*SHORT PROBLEM*: Identify the lines holding "WebEx" and copy them.

*Data records*:
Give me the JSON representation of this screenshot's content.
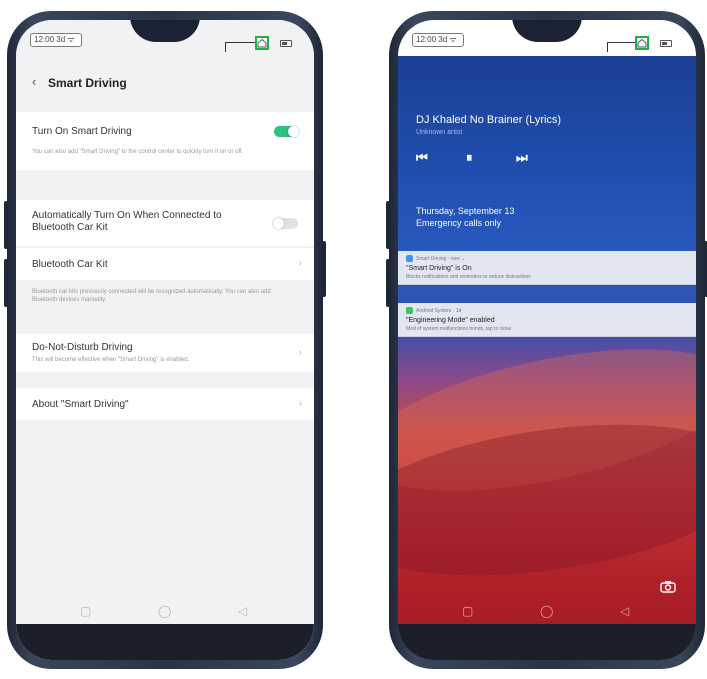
{
  "status_bar": {
    "time": "12:00 3d ᯤ"
  },
  "left_screen": {
    "title": "Smart Driving",
    "turn_on": {
      "label": "Turn On Smart Driving",
      "note": "You can also add \"Smart Driving\" to the control center to quickly turn it on or off.",
      "enabled": true
    },
    "auto_turn_on": {
      "label": "Automatically Turn On When Connected to Bluetooth Car Kit",
      "enabled": false
    },
    "bluetooth_car_kit": {
      "label": "Bluetooth Car Kit",
      "note": "Bluetooth car kits previously connected will be recognized automatically. You can also add Bluetooth devices manually."
    },
    "dnd": {
      "label": "Do-Not-Disturb Driving",
      "note": "This will become effective when \"Smart Driving\" is enabled."
    },
    "about": {
      "label": "About \"Smart Driving\""
    },
    "nav": {
      "recents": "▢",
      "home": "◯",
      "back": "◁"
    }
  },
  "right_screen": {
    "media": {
      "title": "DJ Khaled No Brainer (Lyrics)",
      "artist": "Unknown artist",
      "prev": "⏮",
      "pause": "⏸",
      "next": "⏭"
    },
    "date": "Thursday, September 13",
    "emergency": "Emergency calls only",
    "notifications": [
      {
        "app": "Smart Driving · now ⌄",
        "title": "\"Smart Driving\" is On",
        "body": "Blocks notifications and reminders to reduce distractions",
        "icon_color": "#4a8ef0"
      },
      {
        "app": "Android System · 1d",
        "title": "\"Engineering Mode\" enabled",
        "body": "Mod of system malfunctions bonds, tap to close",
        "icon_color": "#3cc45a"
      }
    ],
    "camera_icon": "camera-icon"
  },
  "colors": {
    "accent_green": "#1fb04a",
    "toggle_on": "#2ec27e"
  }
}
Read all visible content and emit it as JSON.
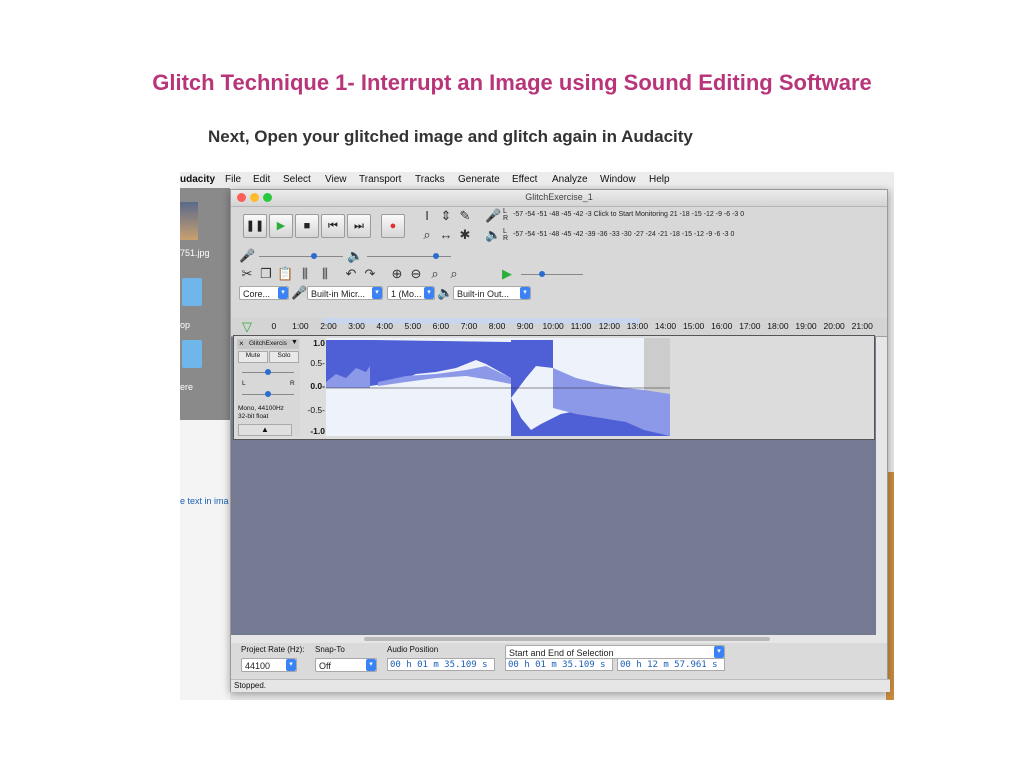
{
  "slide": {
    "title": "Glitch Technique 1- Interrupt an Image using Sound Editing Software",
    "subtitle": "Next, Open your glitched image and glitch again in Audacity"
  },
  "menubar": {
    "app": "udacity",
    "items": [
      "File",
      "Edit",
      "Select",
      "View",
      "Transport",
      "Tracks",
      "Generate",
      "Effect",
      "Analyze",
      "Window",
      "Help"
    ]
  },
  "desktop": {
    "file_label": "751.jpg",
    "folder1_label": "op",
    "folder2_label": "ere",
    "pane_text": "e text in ima"
  },
  "window": {
    "title": "GlitchExercise_1"
  },
  "meters": {
    "channel_l": "L",
    "channel_r": "R",
    "record_scale": "-57 -54 -51 -48 -45 -42 -3",
    "record_hint": "Click to Start Monitoring",
    "record_scale_end": "21 -18 -15 -12 -9 -6 -3 0",
    "play_scale": "-57 -54 -51 -48 -45 -42 -39 -36 -33 -30 -27 -24 -21 -18 -15 -12 -9 -6 -3 0"
  },
  "device": {
    "host": "Core...",
    "input": "Built-in Micr...",
    "channels": "1 (Mo...",
    "output": "Built-in Out..."
  },
  "timeline": {
    "ticks": [
      "0",
      "1:00",
      "2:00",
      "3:00",
      "4:00",
      "5:00",
      "6:00",
      "7:00",
      "8:00",
      "9:00",
      "10:00",
      "11:00",
      "12:00",
      "13:00",
      "14:00",
      "15:00",
      "16:00",
      "17:00",
      "18:00",
      "19:00",
      "20:00",
      "21:00"
    ]
  },
  "track": {
    "name": "GlitchExercis",
    "mute": "Mute",
    "solo": "Solo",
    "pan_l": "L",
    "pan_r": "R",
    "info_line1": "Mono, 44100Hz",
    "info_line2": "32-bit float",
    "ruler": [
      "1.0",
      "0.5-",
      "0.0-",
      "-0.5-",
      "-1.0"
    ]
  },
  "bottom": {
    "project_rate_label": "Project Rate (Hz):",
    "project_rate_value": "44100",
    "snap_label": "Snap-To",
    "snap_value": "Off",
    "audio_position_label": "Audio Position",
    "audio_position_value": "00 h 01 m 35.109 s",
    "selection_mode": "Start and End of Selection",
    "selection_start": "00 h 01 m 35.109 s",
    "selection_end": "00 h 12 m 57.961 s"
  },
  "status": "Stopped.",
  "colors": {
    "accent": "#b8357a",
    "waveform": "#4f5fd6",
    "waveform_light": "#8c98e8",
    "track_bg": "#737a91"
  },
  "icons": {
    "transport": [
      "pause-icon",
      "play-icon",
      "stop-icon",
      "skip-start-icon",
      "skip-end-icon",
      "record-icon"
    ],
    "tools": [
      "select-tool-icon",
      "envelope-tool-icon",
      "draw-tool-icon",
      "zoom-tool-icon",
      "timeshift-tool-icon",
      "multi-tool-icon"
    ]
  }
}
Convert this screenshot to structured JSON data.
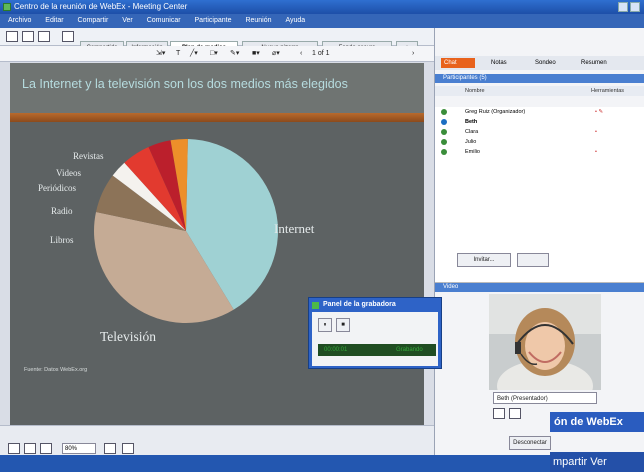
{
  "window": {
    "title": "Centro de la reunión de WebEx - Meeting Center"
  },
  "menu": [
    "Archivo",
    "Editar",
    "Compartir",
    "Ver",
    "Comunicar",
    "Participante",
    "Reunión",
    "Ayuda"
  ],
  "tabs": [
    {
      "label": "Compartido"
    },
    {
      "label": "Información"
    },
    {
      "label": "Plan de medios"
    },
    {
      "label": "Nueva pizarra"
    },
    {
      "label": "Fondo oscuro"
    }
  ],
  "page_indicator": "1 of 1",
  "slide": {
    "title": "La Internet y la televisión son los dos medios más elegidos",
    "source": "Fuente: Datos WebEx.org",
    "background": "#5d6263"
  },
  "chart_data": {
    "type": "pie",
    "labels": [
      "Internet",
      "Televisión",
      "Libros",
      "Radio",
      "Periódicos",
      "Videos",
      "Revistas"
    ],
    "values": [
      41,
      37,
      7,
      3,
      5,
      4,
      3
    ],
    "colors": [
      "#9fd1d3",
      "#c5ab95",
      "#8c7358",
      "#f4f2ee",
      "#e23a2f",
      "#bb1f2c",
      "#ed8f2a"
    ]
  },
  "zoom": "80%",
  "right_panel": {
    "toolbar_orange": "Chat",
    "toolbar_items": [
      "Notas",
      "Sondeo",
      "Resumen"
    ],
    "participants_header": "Participantes (5)",
    "columns": [
      "Nombre",
      "Herramientas"
    ],
    "participants": [
      {
        "name": "Greg Ruiz (Organizador)",
        "color": "#3a8d3a"
      },
      {
        "name": "Beth",
        "color": "#1b6ec2"
      },
      {
        "name": "Clara",
        "color": "#3a8d3a"
      },
      {
        "name": "Julio",
        "color": "#3a8d3a"
      },
      {
        "name": "Emilio",
        "color": "#3a8d3a"
      }
    ],
    "invite_button": "Invitar...",
    "video_header": "Video",
    "presenter": "Beth (Presentador)",
    "leave_button": "Desconectar"
  },
  "recorder": {
    "title": "Panel de la grabadora",
    "time": "00:00:01",
    "state": "Grabando"
  },
  "banner": {
    "line1": "ón de WebEx",
    "line2": "mpartir   Ver"
  }
}
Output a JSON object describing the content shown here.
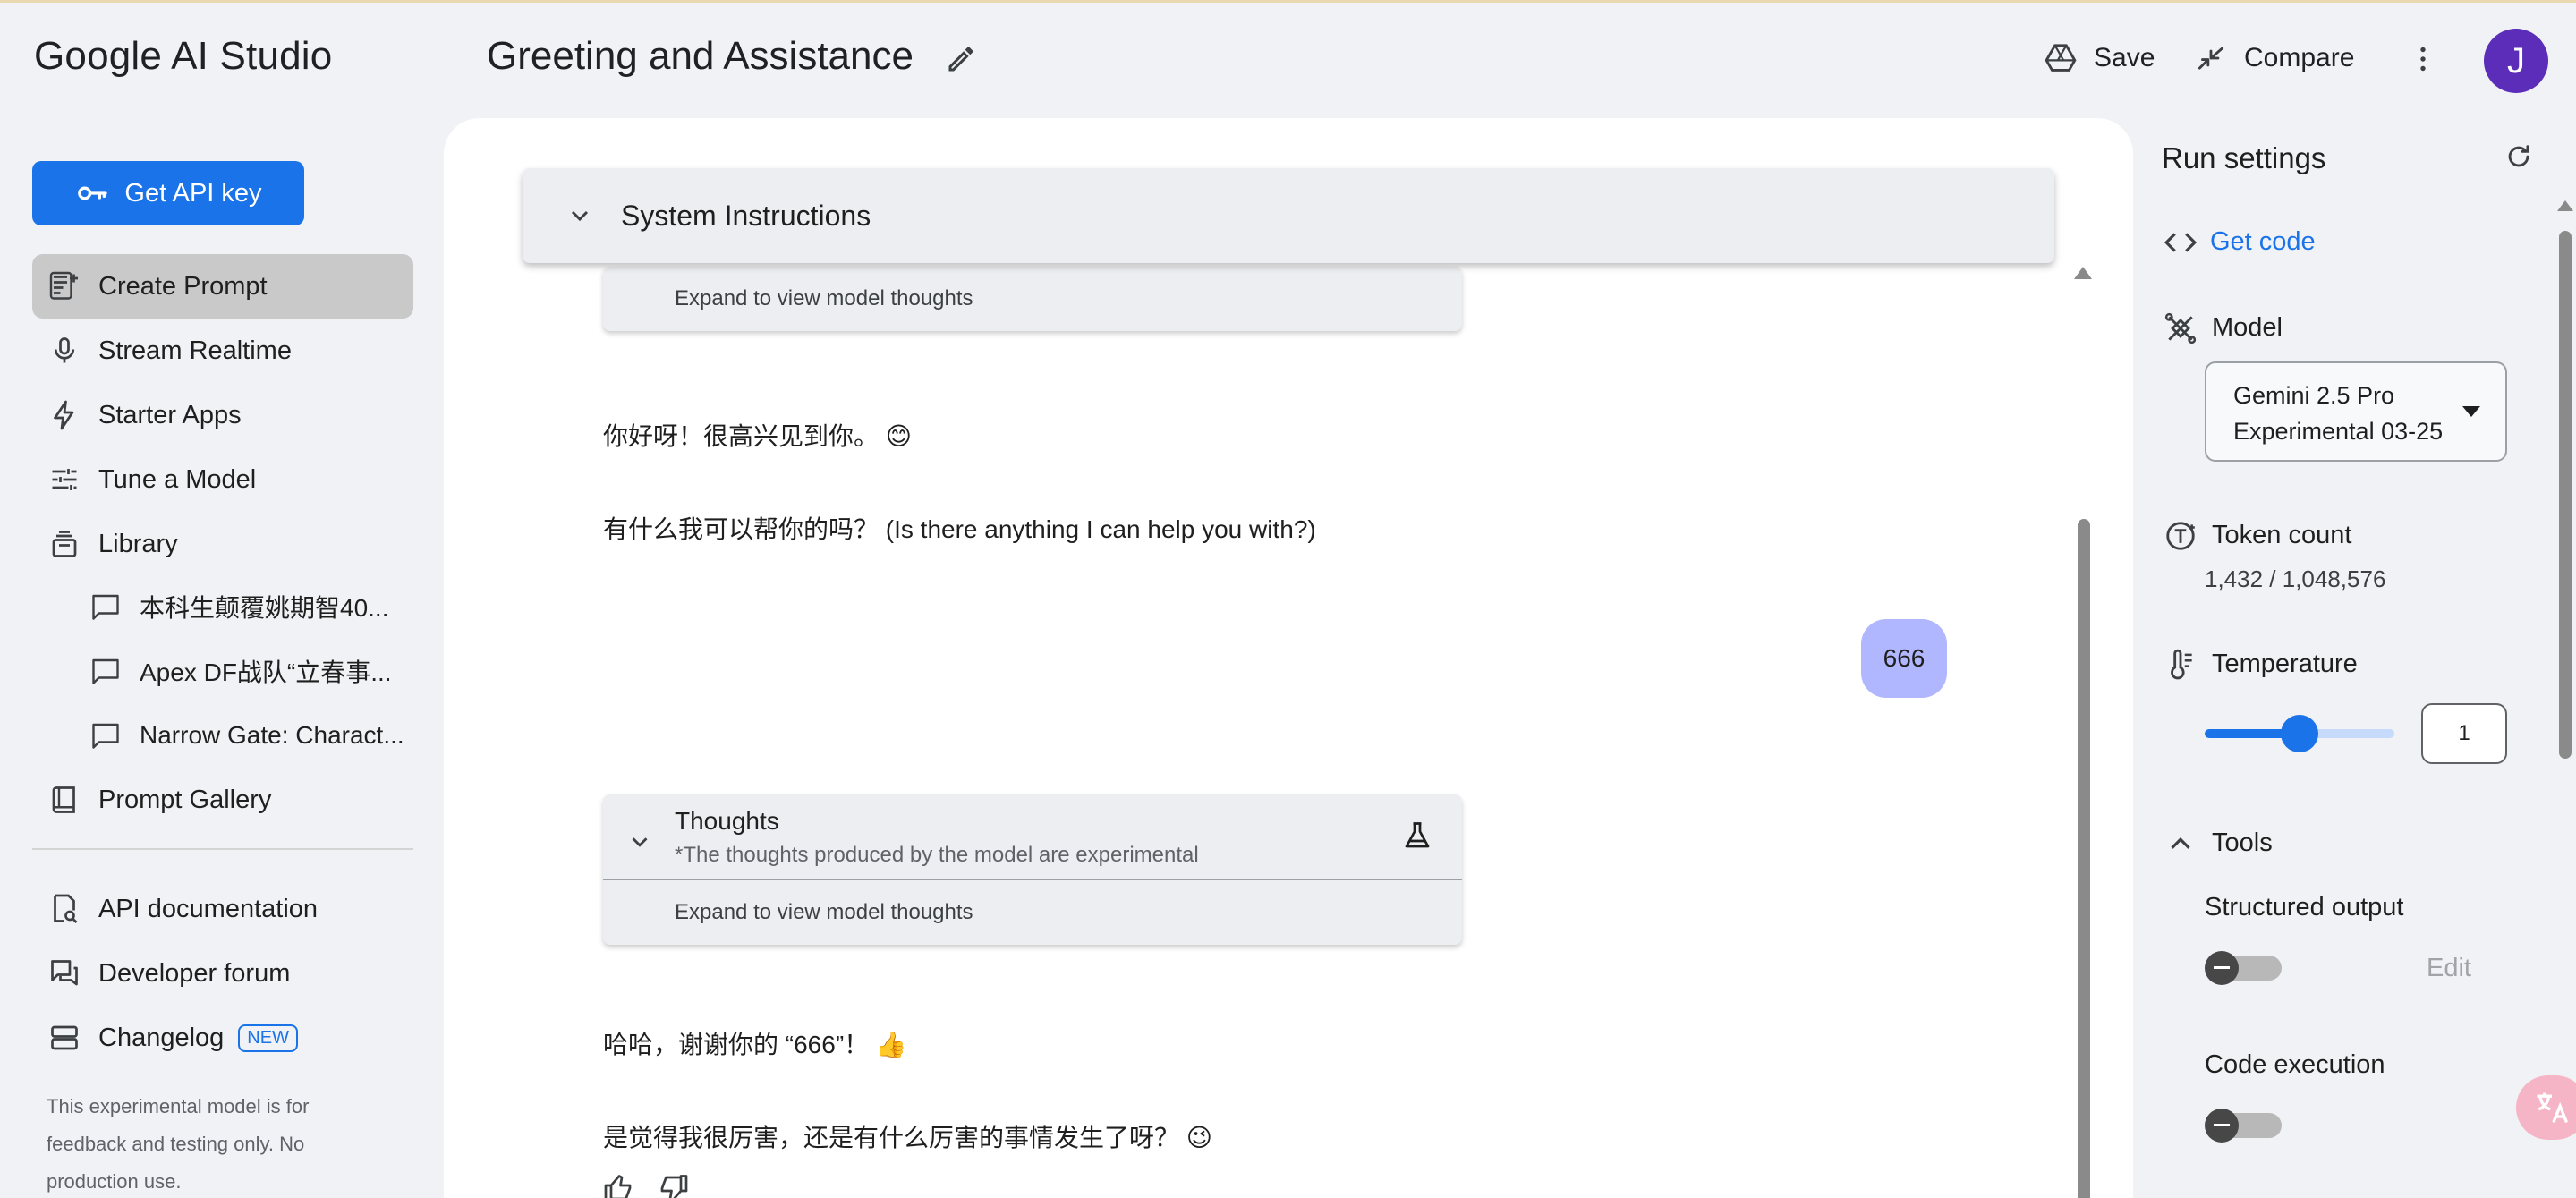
{
  "header": {
    "app_title": "Google AI Studio",
    "prompt_title": "Greeting and Assistance",
    "save_label": "Save",
    "compare_label": "Compare",
    "avatar_initial": "J"
  },
  "sidebar": {
    "api_key_label": "Get API key",
    "items": [
      {
        "label": "Create Prompt",
        "icon": "create-prompt-icon",
        "active": true
      },
      {
        "label": "Stream Realtime",
        "icon": "microphone-icon"
      },
      {
        "label": "Starter Apps",
        "icon": "lightning-icon"
      },
      {
        "label": "Tune a Model",
        "icon": "sliders-icon"
      },
      {
        "label": "Library",
        "icon": "library-icon"
      }
    ],
    "library_items": [
      "本科生颠覆姚期智40...",
      "Apex DF战队“立春事...",
      "Narrow Gate: Charact..."
    ],
    "gallery_label": "Prompt Gallery",
    "bottom_items": [
      {
        "label": "API documentation",
        "icon": "api-doc-icon"
      },
      {
        "label": "Developer forum",
        "icon": "forum-icon"
      },
      {
        "label": "Changelog",
        "icon": "changelog-icon",
        "badge": "NEW"
      }
    ],
    "disclaimer": "This experimental model is for feedback and testing only. No production use."
  },
  "chat": {
    "system_instructions_label": "System Instructions",
    "expand_thoughts_label": "Expand to view model thoughts",
    "thoughts_title": "Thoughts",
    "thoughts_subtitle": "*The thoughts produced by the model are experimental",
    "messages": [
      {
        "role": "model",
        "text": "你好呀！很高兴见到你。 😊"
      },
      {
        "role": "model",
        "text": "有什么我可以帮你的吗？ (Is there anything I can help you with?)"
      },
      {
        "role": "user",
        "text": "666"
      },
      {
        "role": "model",
        "text": "哈哈，谢谢你的 “666”！ 👍"
      },
      {
        "role": "model",
        "text": "是觉得我很厉害，还是有什么厉害的事情发生了呀？ 😉"
      }
    ]
  },
  "run_settings": {
    "title": "Run settings",
    "get_code_label": "Get code",
    "model_label": "Model",
    "model_value_line1": "Gemini 2.5 Pro",
    "model_value_line2": "Experimental 03-25",
    "token_count_label": "Token count",
    "token_count_value": "1,432 / 1,048,576",
    "temperature_label": "Temperature",
    "temperature_value": "1",
    "temperature_fraction": 0.5,
    "tools_label": "Tools",
    "structured_output_label": "Structured output",
    "structured_output_on": false,
    "edit_label": "Edit",
    "code_execution_label": "Code execution",
    "code_execution_on": false
  },
  "colors": {
    "accent": "#1a73e8",
    "user_bubble": "#b0b7ff",
    "avatar": "#5b2db8",
    "background": "#f0f2f5"
  }
}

*FINAL RESULT*:
    "title": "Centro de la reunión de WebEx - Meeting Center"
    "source": "Fuente: Datos WebEx.org",
    "line1": "ón de WebEx",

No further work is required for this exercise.